• _WHAT IS EXPECTED_: Retype the records below word for word and omit any image.
===== GIVEN INFORMATION =====
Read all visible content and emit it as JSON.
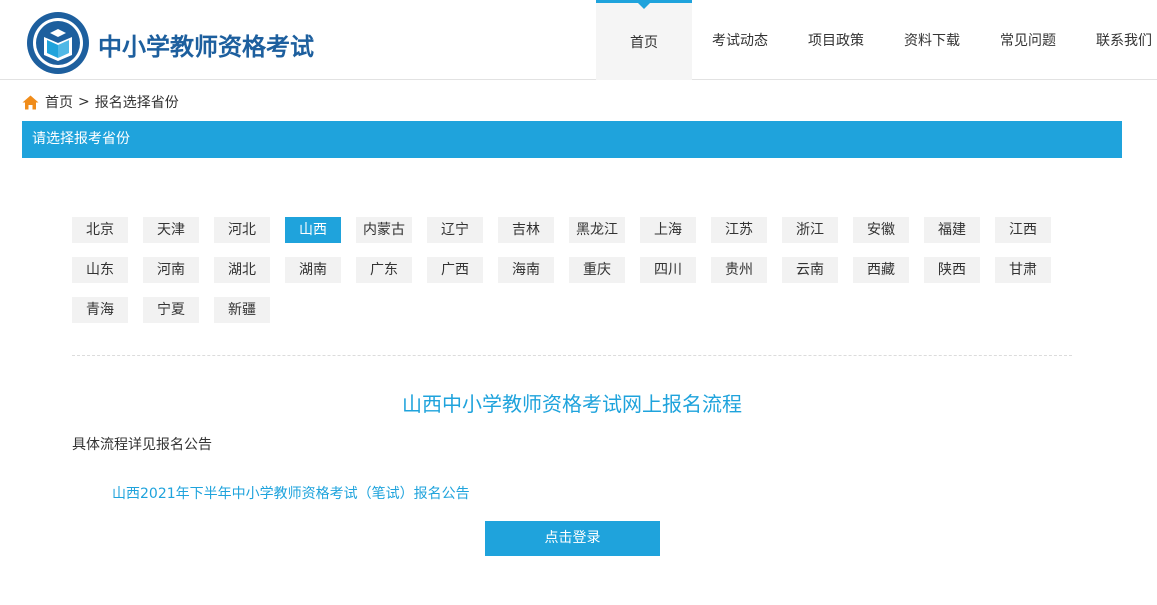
{
  "header": {
    "site_title": "中小学教师资格考试",
    "nav": [
      {
        "label": "首页",
        "active": true
      },
      {
        "label": "考试动态"
      },
      {
        "label": "项目政策"
      },
      {
        "label": "资料下载"
      },
      {
        "label": "常见问题"
      },
      {
        "label": "联系我们"
      }
    ],
    "logo_icon": "book-seal-logo"
  },
  "breadcrumb": {
    "home": "首页",
    "separator": ">",
    "current": "报名选择省份",
    "home_icon": "house-icon"
  },
  "section": {
    "title": "请选择报考省份"
  },
  "provinces": {
    "rows": [
      [
        "北京",
        "天津",
        "河北",
        "山西",
        "内蒙古",
        "辽宁",
        "吉林",
        "黑龙江",
        "上海",
        "江苏",
        "浙江",
        "安徽",
        "福建",
        "江西"
      ],
      [
        "山东",
        "河南",
        "湖北",
        "湖南",
        "广东",
        "广西",
        "海南",
        "重庆",
        "四川",
        "贵州",
        "云南",
        "西藏",
        "陕西",
        "甘肃"
      ],
      [
        "青海",
        "宁夏",
        "新疆"
      ]
    ],
    "selected": "山西"
  },
  "flow": {
    "title": "山西中小学教师资格考试网上报名流程",
    "desc": "具体流程详见报名公告",
    "notice_link": "山西2021年下半年中小学教师资格考试（笔试）报名公告",
    "login_button": "点击登录"
  },
  "colors": {
    "accent": "#1fa3dc",
    "brand_title": "#1d5f9e",
    "chip_bg": "#f2f2f2"
  }
}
=====
• _PROBLEM SOLUTION_:
Read all visible content and emit it as JSON.
{
  "header": {
    "site_title": "中小学教师资格考试",
    "nav": [
      {
        "label": "首页",
        "active": true
      },
      {
        "label": "考试动态"
      },
      {
        "label": "项目政策"
      },
      {
        "label": "资料下载"
      },
      {
        "label": "常见问题"
      },
      {
        "label": "联系我们"
      }
    ],
    "logo_icon": "book-seal-logo"
  },
  "breadcrumb": {
    "home": "首页",
    "separator": ">",
    "current": "报名选择省份",
    "home_icon": "house-icon"
  },
  "section": {
    "title": "请选择报考省份"
  },
  "provinces": {
    "rows": [
      [
        "北京",
        "天津",
        "河北",
        "山西",
        "内蒙古",
        "辽宁",
        "吉林",
        "黑龙江",
        "上海",
        "江苏",
        "浙江",
        "安徽",
        "福建",
        "江西"
      ],
      [
        "山东",
        "河南",
        "湖北",
        "湖南",
        "广东",
        "广西",
        "海南",
        "重庆",
        "四川",
        "贵州",
        "云南",
        "西藏",
        "陕西",
        "甘肃"
      ],
      [
        "青海",
        "宁夏",
        "新疆"
      ]
    ],
    "selected": "山西"
  },
  "flow": {
    "title": "山西中小学教师资格考试网上报名流程",
    "desc": "具体流程详见报名公告",
    "notice_link": "山西2021年下半年中小学教师资格考试（笔试）报名公告",
    "login_button": "点击登录"
  },
  "colors": {
    "accent": "#1fa3dc",
    "brand_title": "#1d5f9e",
    "chip_bg": "#f2f2f2"
  }
}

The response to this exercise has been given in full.